Find every line in the records below that holds the word "xlabel" and copy it.

★ ★ ★ ★ ★

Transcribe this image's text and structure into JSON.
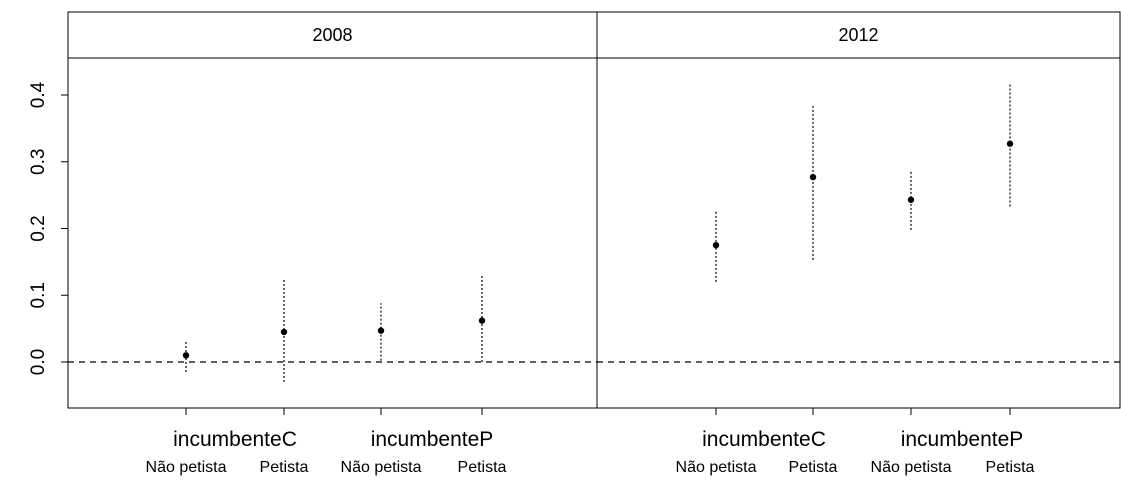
{
  "chart_data": {
    "type": "scatter",
    "ylim": [
      -0.07,
      0.47
    ],
    "yticks": [
      "0.0",
      "0.1",
      "0.2",
      "0.3",
      "0.4"
    ],
    "reference_line": 0.0,
    "panels": [
      {
        "title": "2008",
        "group_labels": [
          "incumbenteC",
          "incumbenteP"
        ],
        "sub_labels": [
          "Não petista",
          "Petista",
          "Não petista",
          "Petista"
        ],
        "points": [
          {
            "group": "incumbenteC",
            "sub": "Não petista",
            "y": 0.01,
            "lower": -0.015,
            "upper": 0.033
          },
          {
            "group": "incumbenteC",
            "sub": "Petista",
            "y": 0.045,
            "lower": -0.03,
            "upper": 0.123
          },
          {
            "group": "incumbenteP",
            "sub": "Não petista",
            "y": 0.047,
            "lower": 0.002,
            "upper": 0.088
          },
          {
            "group": "incumbenteP",
            "sub": "Petista",
            "y": 0.062,
            "lower": 0.0,
            "upper": 0.13
          }
        ]
      },
      {
        "title": "2012",
        "group_labels": [
          "incumbenteC",
          "incumbenteP"
        ],
        "sub_labels": [
          "Não petista",
          "Petista",
          "Não petista",
          "Petista"
        ],
        "points": [
          {
            "group": "incumbenteC",
            "sub": "Não petista",
            "y": 0.175,
            "lower": 0.12,
            "upper": 0.226
          },
          {
            "group": "incumbenteC",
            "sub": "Petista",
            "y": 0.277,
            "lower": 0.153,
            "upper": 0.385
          },
          {
            "group": "incumbenteP",
            "sub": "Não petista",
            "y": 0.243,
            "lower": 0.198,
            "upper": 0.285
          },
          {
            "group": "incumbenteP",
            "sub": "Petista",
            "y": 0.327,
            "lower": 0.233,
            "upper": 0.417
          }
        ]
      }
    ]
  }
}
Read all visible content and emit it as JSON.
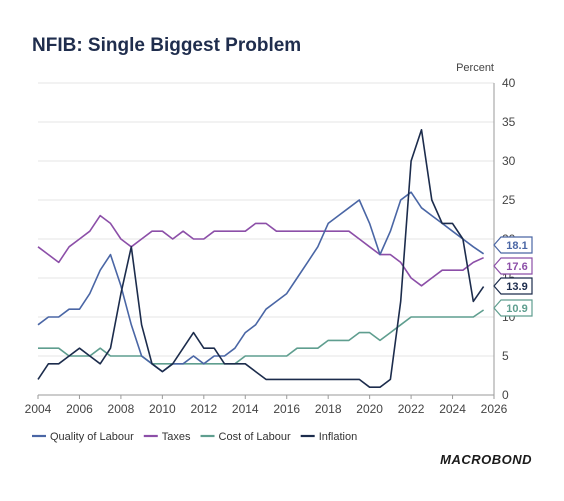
{
  "chart_data": {
    "type": "line",
    "title": "NFIB: Single Biggest Problem",
    "unit_label": "Percent",
    "ylim": [
      0,
      40
    ],
    "y_ticks": [
      0,
      5,
      10,
      15,
      20,
      25,
      30,
      35,
      40
    ],
    "xlim": [
      2004,
      2026
    ],
    "x_ticks": [
      2004,
      2006,
      2008,
      2010,
      2012,
      2014,
      2016,
      2018,
      2020,
      2022,
      2024,
      2026
    ],
    "x_tick_labels": [
      "2004",
      "2006",
      "2008",
      "2010",
      "2012",
      "2014",
      "2016",
      "2018",
      "2020",
      "2022",
      "2024",
      "2026"
    ],
    "legend_position": "bottom-left",
    "series": [
      {
        "name": "Quality of Labour",
        "color": "#4a66a5",
        "last_value_label": "18.1",
        "points": [
          [
            2004.0,
            9
          ],
          [
            2004.5,
            10
          ],
          [
            2005.0,
            10
          ],
          [
            2005.5,
            11
          ],
          [
            2006.0,
            11
          ],
          [
            2006.5,
            13
          ],
          [
            2007.0,
            16
          ],
          [
            2007.5,
            18
          ],
          [
            2008.0,
            14
          ],
          [
            2008.5,
            9
          ],
          [
            2009.0,
            5
          ],
          [
            2009.5,
            4
          ],
          [
            2010.0,
            3
          ],
          [
            2010.5,
            4
          ],
          [
            2011.0,
            4
          ],
          [
            2011.5,
            5
          ],
          [
            2012.0,
            4
          ],
          [
            2012.5,
            5
          ],
          [
            2013.0,
            5
          ],
          [
            2013.5,
            6
          ],
          [
            2014.0,
            8
          ],
          [
            2014.5,
            9
          ],
          [
            2015.0,
            11
          ],
          [
            2015.5,
            12
          ],
          [
            2016.0,
            13
          ],
          [
            2016.5,
            15
          ],
          [
            2017.0,
            17
          ],
          [
            2017.5,
            19
          ],
          [
            2018.0,
            22
          ],
          [
            2018.5,
            23
          ],
          [
            2019.0,
            24
          ],
          [
            2019.5,
            25
          ],
          [
            2020.0,
            22
          ],
          [
            2020.5,
            18
          ],
          [
            2021.0,
            21
          ],
          [
            2021.5,
            25
          ],
          [
            2022.0,
            26
          ],
          [
            2022.5,
            24
          ],
          [
            2023.0,
            23
          ],
          [
            2023.5,
            22
          ],
          [
            2024.0,
            21
          ],
          [
            2024.5,
            20
          ],
          [
            2025.0,
            19
          ],
          [
            2025.5,
            18.1
          ]
        ]
      },
      {
        "name": "Taxes",
        "color": "#8c4fa8",
        "last_value_label": "17.6",
        "points": [
          [
            2004.0,
            19
          ],
          [
            2004.5,
            18
          ],
          [
            2005.0,
            17
          ],
          [
            2005.5,
            19
          ],
          [
            2006.0,
            20
          ],
          [
            2006.5,
            21
          ],
          [
            2007.0,
            23
          ],
          [
            2007.5,
            22
          ],
          [
            2008.0,
            20
          ],
          [
            2008.5,
            19
          ],
          [
            2009.0,
            20
          ],
          [
            2009.5,
            21
          ],
          [
            2010.0,
            21
          ],
          [
            2010.5,
            20
          ],
          [
            2011.0,
            21
          ],
          [
            2011.5,
            20
          ],
          [
            2012.0,
            20
          ],
          [
            2012.5,
            21
          ],
          [
            2013.0,
            21
          ],
          [
            2013.5,
            21
          ],
          [
            2014.0,
            21
          ],
          [
            2014.5,
            22
          ],
          [
            2015.0,
            22
          ],
          [
            2015.5,
            21
          ],
          [
            2016.0,
            21
          ],
          [
            2016.5,
            21
          ],
          [
            2017.0,
            21
          ],
          [
            2017.5,
            21
          ],
          [
            2018.0,
            21
          ],
          [
            2018.5,
            21
          ],
          [
            2019.0,
            21
          ],
          [
            2019.5,
            20
          ],
          [
            2020.0,
            19
          ],
          [
            2020.5,
            18
          ],
          [
            2021.0,
            18
          ],
          [
            2021.5,
            17
          ],
          [
            2022.0,
            15
          ],
          [
            2022.5,
            14
          ],
          [
            2023.0,
            15
          ],
          [
            2023.5,
            16
          ],
          [
            2024.0,
            16
          ],
          [
            2024.5,
            16
          ],
          [
            2025.0,
            17
          ],
          [
            2025.5,
            17.6
          ]
        ]
      },
      {
        "name": "Cost of Labour",
        "color": "#5f9e8f",
        "last_value_label": "10.9",
        "points": [
          [
            2004.0,
            6
          ],
          [
            2004.5,
            6
          ],
          [
            2005.0,
            6
          ],
          [
            2005.5,
            5
          ],
          [
            2006.0,
            5
          ],
          [
            2006.5,
            5
          ],
          [
            2007.0,
            6
          ],
          [
            2007.5,
            5
          ],
          [
            2008.0,
            5
          ],
          [
            2008.5,
            5
          ],
          [
            2009.0,
            5
          ],
          [
            2009.5,
            4
          ],
          [
            2010.0,
            4
          ],
          [
            2010.5,
            4
          ],
          [
            2011.0,
            4
          ],
          [
            2011.5,
            4
          ],
          [
            2012.0,
            4
          ],
          [
            2012.5,
            4
          ],
          [
            2013.0,
            4
          ],
          [
            2013.5,
            4
          ],
          [
            2014.0,
            5
          ],
          [
            2014.5,
            5
          ],
          [
            2015.0,
            5
          ],
          [
            2015.5,
            5
          ],
          [
            2016.0,
            5
          ],
          [
            2016.5,
            6
          ],
          [
            2017.0,
            6
          ],
          [
            2017.5,
            6
          ],
          [
            2018.0,
            7
          ],
          [
            2018.5,
            7
          ],
          [
            2019.0,
            7
          ],
          [
            2019.5,
            8
          ],
          [
            2020.0,
            8
          ],
          [
            2020.5,
            7
          ],
          [
            2021.0,
            8
          ],
          [
            2021.5,
            9
          ],
          [
            2022.0,
            10
          ],
          [
            2022.5,
            10
          ],
          [
            2023.0,
            10
          ],
          [
            2023.5,
            10
          ],
          [
            2024.0,
            10
          ],
          [
            2024.5,
            10
          ],
          [
            2025.0,
            10
          ],
          [
            2025.5,
            10.9
          ]
        ]
      },
      {
        "name": "Inflation",
        "color": "#1c2c4c",
        "last_value_label": "13.9",
        "points": [
          [
            2004.0,
            2
          ],
          [
            2004.5,
            4
          ],
          [
            2005.0,
            4
          ],
          [
            2005.5,
            5
          ],
          [
            2006.0,
            6
          ],
          [
            2006.5,
            5
          ],
          [
            2007.0,
            4
          ],
          [
            2007.5,
            6
          ],
          [
            2008.0,
            13
          ],
          [
            2008.5,
            19
          ],
          [
            2009.0,
            9
          ],
          [
            2009.5,
            4
          ],
          [
            2010.0,
            3
          ],
          [
            2010.5,
            4
          ],
          [
            2011.0,
            6
          ],
          [
            2011.5,
            8
          ],
          [
            2012.0,
            6
          ],
          [
            2012.5,
            6
          ],
          [
            2013.0,
            4
          ],
          [
            2013.5,
            4
          ],
          [
            2014.0,
            4
          ],
          [
            2014.5,
            3
          ],
          [
            2015.0,
            2
          ],
          [
            2015.5,
            2
          ],
          [
            2016.0,
            2
          ],
          [
            2016.5,
            2
          ],
          [
            2017.0,
            2
          ],
          [
            2017.5,
            2
          ],
          [
            2018.0,
            2
          ],
          [
            2018.5,
            2
          ],
          [
            2019.0,
            2
          ],
          [
            2019.5,
            2
          ],
          [
            2020.0,
            1
          ],
          [
            2020.5,
            1
          ],
          [
            2021.0,
            2
          ],
          [
            2021.5,
            12
          ],
          [
            2022.0,
            30
          ],
          [
            2022.5,
            34
          ],
          [
            2023.0,
            25
          ],
          [
            2023.5,
            22
          ],
          [
            2024.0,
            22
          ],
          [
            2024.5,
            20
          ],
          [
            2025.0,
            12
          ],
          [
            2025.5,
            13.9
          ]
        ]
      }
    ]
  },
  "branding": {
    "logo_text": "MACROBOND"
  }
}
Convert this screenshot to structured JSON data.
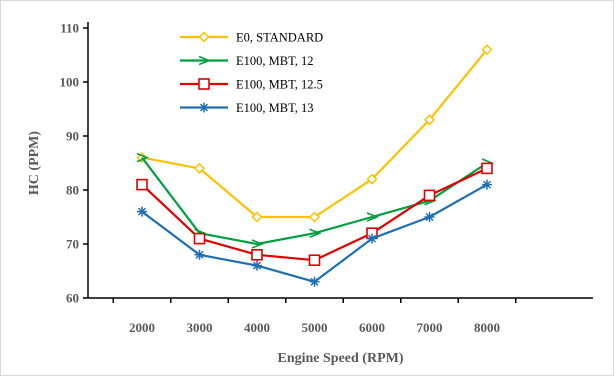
{
  "chart_data": {
    "type": "line",
    "xlabel": "Engine Speed (RPM)",
    "ylabel": "HC (PPM)",
    "x": [
      2000,
      3000,
      4000,
      5000,
      6000,
      7000,
      8000
    ],
    "x_tick_labels": [
      "2000",
      "3000",
      "4000",
      "5000",
      "6000",
      "7000",
      "8000"
    ],
    "y_ticks": [
      60,
      70,
      80,
      90,
      100,
      110
    ],
    "y_tick_labels": [
      "60",
      "70",
      "80",
      "90",
      "100",
      "110"
    ],
    "ylim": [
      60,
      110
    ],
    "grid": false,
    "legend_position": "top-center",
    "series": [
      {
        "name": "E0, STANDARD",
        "color": "#FFC000",
        "marker": "diamond",
        "values": [
          86,
          84,
          75,
          75,
          82,
          93,
          106
        ]
      },
      {
        "name": "E100, MBT, 12",
        "color": "#00A040",
        "marker": "arrow",
        "values": [
          86,
          72,
          70,
          72,
          75,
          78,
          85
        ]
      },
      {
        "name": "E100, MBT, 12.5",
        "color": "#E00000",
        "marker": "square",
        "values": [
          81,
          71,
          68,
          67,
          72,
          79,
          84
        ]
      },
      {
        "name": "E100, MBT, 13",
        "color": "#1F6FB4",
        "marker": "star",
        "values": [
          76,
          68,
          66,
          63,
          71,
          75,
          81
        ]
      }
    ]
  }
}
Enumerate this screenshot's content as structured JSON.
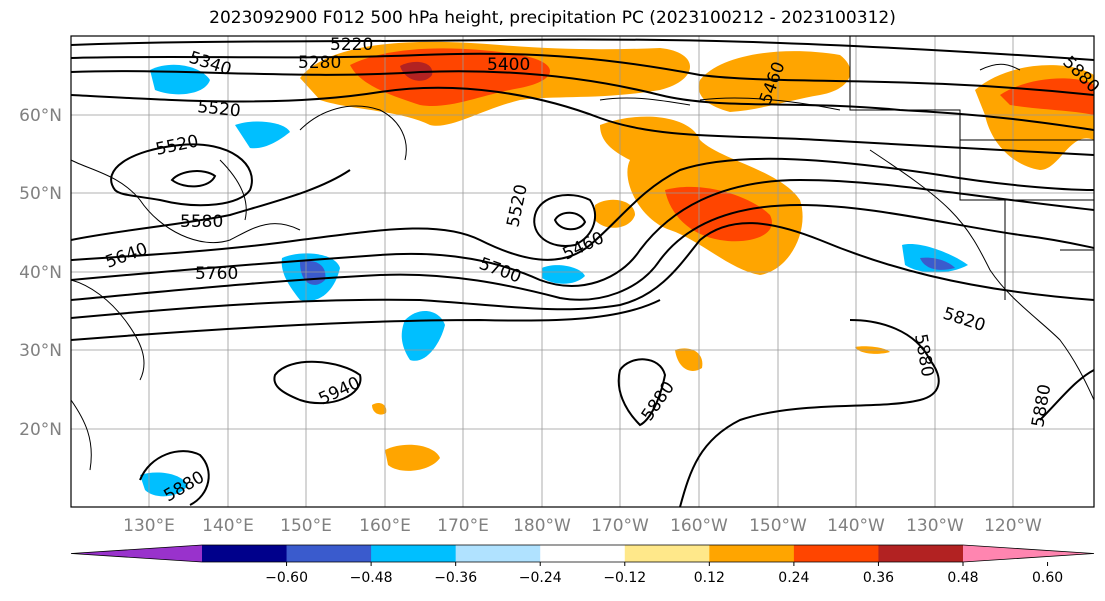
{
  "title": "2023092900 F012 500 hPa height, precipitation PC (2023100212 - 2023100312)",
  "lat_labels": [
    "60°N",
    "50°N",
    "40°N",
    "30°N",
    "20°N"
  ],
  "lon_labels": [
    "130°E",
    "140°E",
    "150°E",
    "160°E",
    "170°E",
    "180°W",
    "170°W",
    "160°W",
    "150°W",
    "140°W",
    "130°W",
    "120°W"
  ],
  "contour_labels": [
    "5220",
    "5280",
    "5340",
    "5400",
    "5460",
    "5520",
    "5520",
    "5520",
    "5580",
    "5640",
    "5700",
    "5760",
    "5820",
    "5880",
    "5880",
    "5880",
    "5880",
    "5940",
    "5460",
    "5880"
  ],
  "colorbar": {
    "ticks": [
      "−0.60",
      "−0.48",
      "−0.36",
      "−0.24",
      "−0.12",
      "0.12",
      "0.24",
      "0.36",
      "0.48",
      "0.60"
    ],
    "colors": [
      "#9932cc",
      "#00008b",
      "#3a5bcd",
      "#00bfff",
      "#b0e2ff",
      "#ffffff",
      "#ffe88a",
      "#ffa500",
      "#ff4500",
      "#b22222",
      "#ff85b0"
    ]
  }
}
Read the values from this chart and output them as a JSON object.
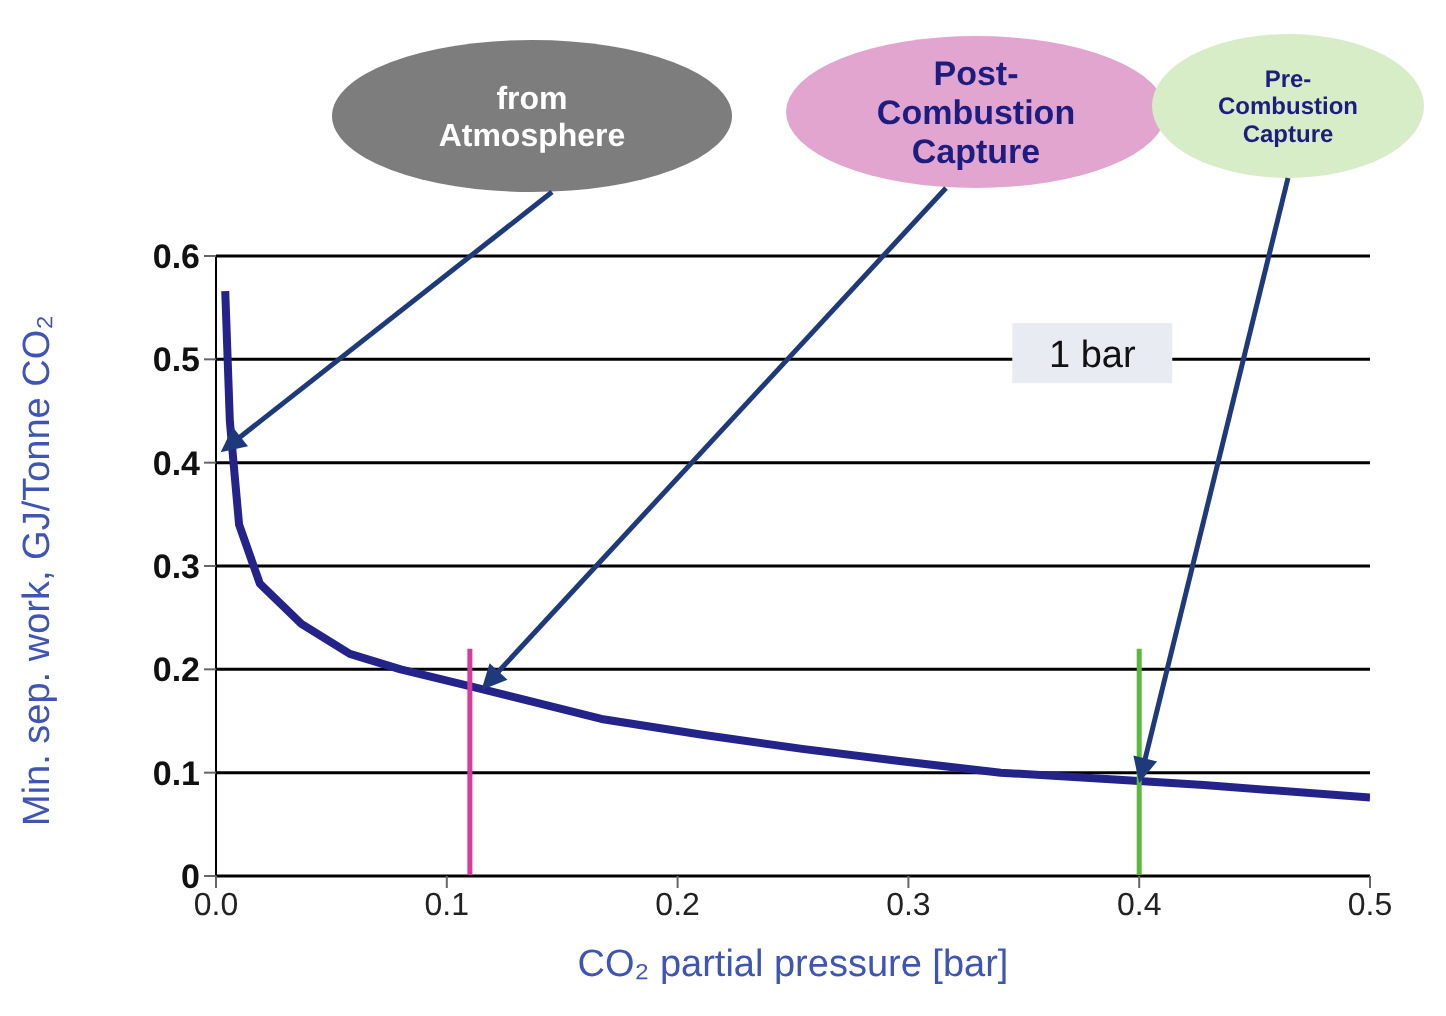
{
  "chart_data": {
    "type": "line",
    "xlabel": "CO₂ partial pressure [bar]",
    "ylabel": "Min. sep. work, GJ/Tonne CO₂",
    "xlim": [
      0,
      0.5
    ],
    "xticks": [
      {
        "value": 0,
        "label": "0.0"
      },
      0.1,
      0.2,
      0.3,
      0.4,
      0.5
    ],
    "ylim": [
      0,
      0.6
    ],
    "yticks": [
      0,
      0.1,
      0.2,
      0.3,
      0.4,
      0.5,
      0.6
    ],
    "grid": "y",
    "marker": "none",
    "line_style": "solid",
    "series": [
      {
        "color": "#23238a",
        "x": [
          0.004,
          0.006,
          0.01,
          0.019,
          0.037,
          0.058,
          0.08,
          0.113,
          0.167,
          0.21,
          0.254,
          0.297,
          0.34,
          0.384,
          0.428,
          0.5
        ],
        "values": [
          0.566,
          0.44,
          0.34,
          0.283,
          0.244,
          0.215,
          0.2,
          0.182,
          0.152,
          0.137,
          0.123,
          0.111,
          0.1,
          0.094,
          0.088,
          0.076
        ]
      },
      {
        "color": "#d63ca0",
        "x": [
          0.11,
          0.11
        ],
        "values": [
          0,
          0.22
        ]
      },
      {
        "color": "#5cb83c",
        "x": [
          0.4,
          0.4
        ],
        "values": [
          0,
          0.22
        ]
      }
    ],
    "annotations": [
      {
        "text": "from Atmosphere",
        "x": 0.002,
        "y": 0.41
      },
      {
        "text": "Post-Combustion Capture",
        "x": 0.115,
        "y": 0.18
      },
      {
        "text": "Pre-Combustion Capture",
        "x": 0.4,
        "y": 0.09
      },
      "1 bar"
    ]
  }
}
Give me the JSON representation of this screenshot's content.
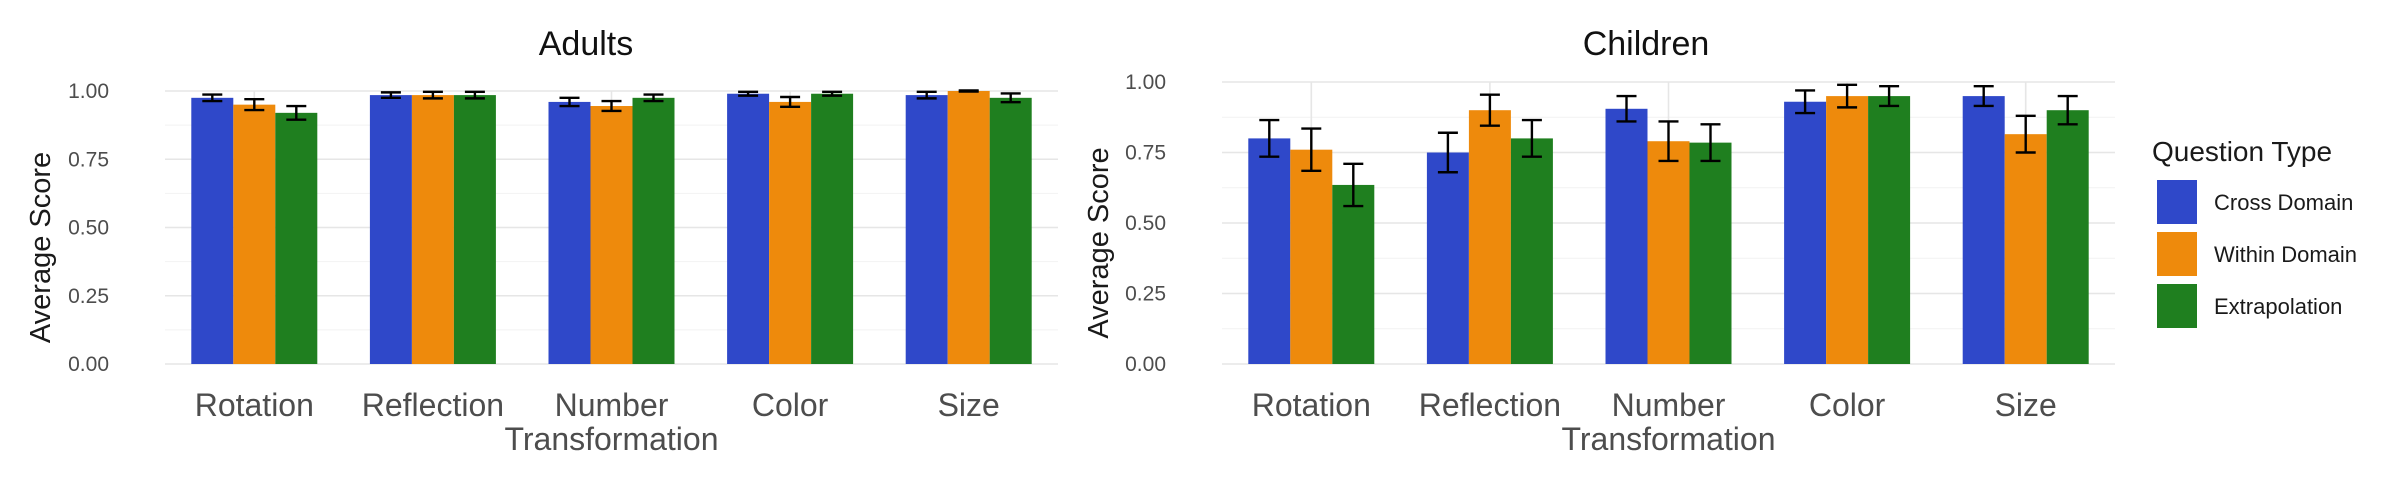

★ ★ ★ ★ ★

▶ **ANSWER BELOW**
    "xlabel": "Engine Speed (RPM)",
    "xlabel": "CO₂ partial pressure [bar]",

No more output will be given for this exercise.